**RECORDS SHOWN**

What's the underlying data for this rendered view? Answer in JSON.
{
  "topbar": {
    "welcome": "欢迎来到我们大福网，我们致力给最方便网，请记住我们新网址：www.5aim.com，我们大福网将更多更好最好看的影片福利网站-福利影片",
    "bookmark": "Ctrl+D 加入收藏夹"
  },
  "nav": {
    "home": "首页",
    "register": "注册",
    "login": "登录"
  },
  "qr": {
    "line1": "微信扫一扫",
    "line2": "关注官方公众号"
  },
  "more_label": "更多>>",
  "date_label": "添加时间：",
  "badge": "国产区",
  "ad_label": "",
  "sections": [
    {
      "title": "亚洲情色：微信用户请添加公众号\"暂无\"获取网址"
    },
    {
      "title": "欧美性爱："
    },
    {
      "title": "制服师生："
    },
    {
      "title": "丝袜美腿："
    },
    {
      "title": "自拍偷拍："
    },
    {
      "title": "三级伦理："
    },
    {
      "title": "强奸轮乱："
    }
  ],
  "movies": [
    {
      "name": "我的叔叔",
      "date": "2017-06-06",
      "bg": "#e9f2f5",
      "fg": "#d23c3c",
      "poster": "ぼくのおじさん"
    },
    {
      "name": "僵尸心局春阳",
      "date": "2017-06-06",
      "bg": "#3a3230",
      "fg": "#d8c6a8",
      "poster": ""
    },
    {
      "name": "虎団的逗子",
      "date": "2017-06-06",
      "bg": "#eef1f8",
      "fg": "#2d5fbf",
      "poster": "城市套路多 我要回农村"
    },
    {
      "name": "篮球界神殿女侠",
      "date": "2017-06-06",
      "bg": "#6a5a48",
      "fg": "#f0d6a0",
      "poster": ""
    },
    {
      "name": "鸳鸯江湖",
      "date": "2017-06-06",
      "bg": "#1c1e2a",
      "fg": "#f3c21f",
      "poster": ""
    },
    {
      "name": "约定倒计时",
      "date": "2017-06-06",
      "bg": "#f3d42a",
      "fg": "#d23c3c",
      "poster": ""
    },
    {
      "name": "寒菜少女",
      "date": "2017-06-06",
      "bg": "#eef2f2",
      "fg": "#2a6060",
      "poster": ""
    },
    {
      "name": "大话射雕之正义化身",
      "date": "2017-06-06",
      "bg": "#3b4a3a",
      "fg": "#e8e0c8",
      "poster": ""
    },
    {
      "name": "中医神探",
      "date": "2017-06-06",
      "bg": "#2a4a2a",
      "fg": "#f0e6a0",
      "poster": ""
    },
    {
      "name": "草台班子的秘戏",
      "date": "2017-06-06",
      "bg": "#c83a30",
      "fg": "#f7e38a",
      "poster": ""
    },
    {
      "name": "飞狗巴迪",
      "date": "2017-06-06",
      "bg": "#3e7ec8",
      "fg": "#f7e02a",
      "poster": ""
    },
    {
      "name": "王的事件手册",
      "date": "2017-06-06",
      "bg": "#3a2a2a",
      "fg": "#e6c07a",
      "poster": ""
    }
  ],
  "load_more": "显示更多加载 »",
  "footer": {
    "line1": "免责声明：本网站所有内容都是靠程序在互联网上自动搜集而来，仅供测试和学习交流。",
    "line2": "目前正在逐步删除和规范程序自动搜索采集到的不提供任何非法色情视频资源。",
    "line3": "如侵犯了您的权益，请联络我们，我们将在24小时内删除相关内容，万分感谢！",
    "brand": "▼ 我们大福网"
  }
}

**WHAT IS ASKED**
Transcribe every entry exactly.

**FINISHED EXERCISE**
What's the underlying data for this rendered view? Answer in JSON.
{
  "topbar": {
    "welcome": "欢迎来到我们大福网，我们致力给最方便网，请记住我们新网址：www.5aim.com，我们大福网将更多更好最好看的影片福利网站-福利影片",
    "bookmark": "Ctrl+D 加入收藏夹"
  },
  "nav": {
    "home": "首页",
    "register": "注册",
    "login": "登录"
  },
  "qr": {
    "line1": "微信扫一扫",
    "line2": "关注官方公众号"
  },
  "more_label": "更多>>",
  "date_label": "添加时间：",
  "badge": "国产区",
  "ad_label": "",
  "sections": [
    {
      "title": "亚洲情色：微信用户请添加公众号\"暂无\"获取网址"
    },
    {
      "title": "欧美性爱："
    },
    {
      "title": "制服师生："
    },
    {
      "title": "丝袜美腿："
    },
    {
      "title": "自拍偷拍："
    },
    {
      "title": "三级伦理："
    },
    {
      "title": "强奸轮乱："
    }
  ],
  "movies": [
    {
      "name": "我的叔叔",
      "date": "2017-06-06",
      "bg": "#e9f2f5",
      "fg": "#d23c3c",
      "poster": "ぼくのおじさん"
    },
    {
      "name": "僵尸心局春阳",
      "date": "2017-06-06",
      "bg": "#3a3230",
      "fg": "#d8c6a8",
      "poster": ""
    },
    {
      "name": "虎団的逗子",
      "date": "2017-06-06",
      "bg": "#eef1f8",
      "fg": "#2d5fbf",
      "poster": "城市套路多 我要回农村"
    },
    {
      "name": "篮球界神殿女侠",
      "date": "2017-06-06",
      "bg": "#6a5a48",
      "fg": "#f0d6a0",
      "poster": ""
    },
    {
      "name": "鸳鸯江湖",
      "date": "2017-06-06",
      "bg": "#1c1e2a",
      "fg": "#f3c21f",
      "poster": ""
    },
    {
      "name": "约定倒计时",
      "date": "2017-06-06",
      "bg": "#f3d42a",
      "fg": "#d23c3c",
      "poster": ""
    },
    {
      "name": "寒菜少女",
      "date": "2017-06-06",
      "bg": "#eef2f2",
      "fg": "#2a6060",
      "poster": ""
    },
    {
      "name": "大话射雕之正义化身",
      "date": "2017-06-06",
      "bg": "#3b4a3a",
      "fg": "#e8e0c8",
      "poster": ""
    },
    {
      "name": "中医神探",
      "date": "2017-06-06",
      "bg": "#2a4a2a",
      "fg": "#f0e6a0",
      "poster": ""
    },
    {
      "name": "草台班子的秘戏",
      "date": "2017-06-06",
      "bg": "#c83a30",
      "fg": "#f7e38a",
      "poster": ""
    },
    {
      "name": "飞狗巴迪",
      "date": "2017-06-06",
      "bg": "#3e7ec8",
      "fg": "#f7e02a",
      "poster": ""
    },
    {
      "name": "王的事件手册",
      "date": "2017-06-06",
      "bg": "#3a2a2a",
      "fg": "#e6c07a",
      "poster": ""
    }
  ],
  "load_more": "显示更多加载 »",
  "footer": {
    "line1": "免责声明：本网站所有内容都是靠程序在互联网上自动搜集而来，仅供测试和学习交流。",
    "line2": "目前正在逐步删除和规范程序自动搜索采集到的不提供任何非法色情视频资源。",
    "line3": "如侵犯了您的权益，请联络我们，我们将在24小时内删除相关内容，万分感谢！",
    "brand": "▼ 我们大福网"
  }
}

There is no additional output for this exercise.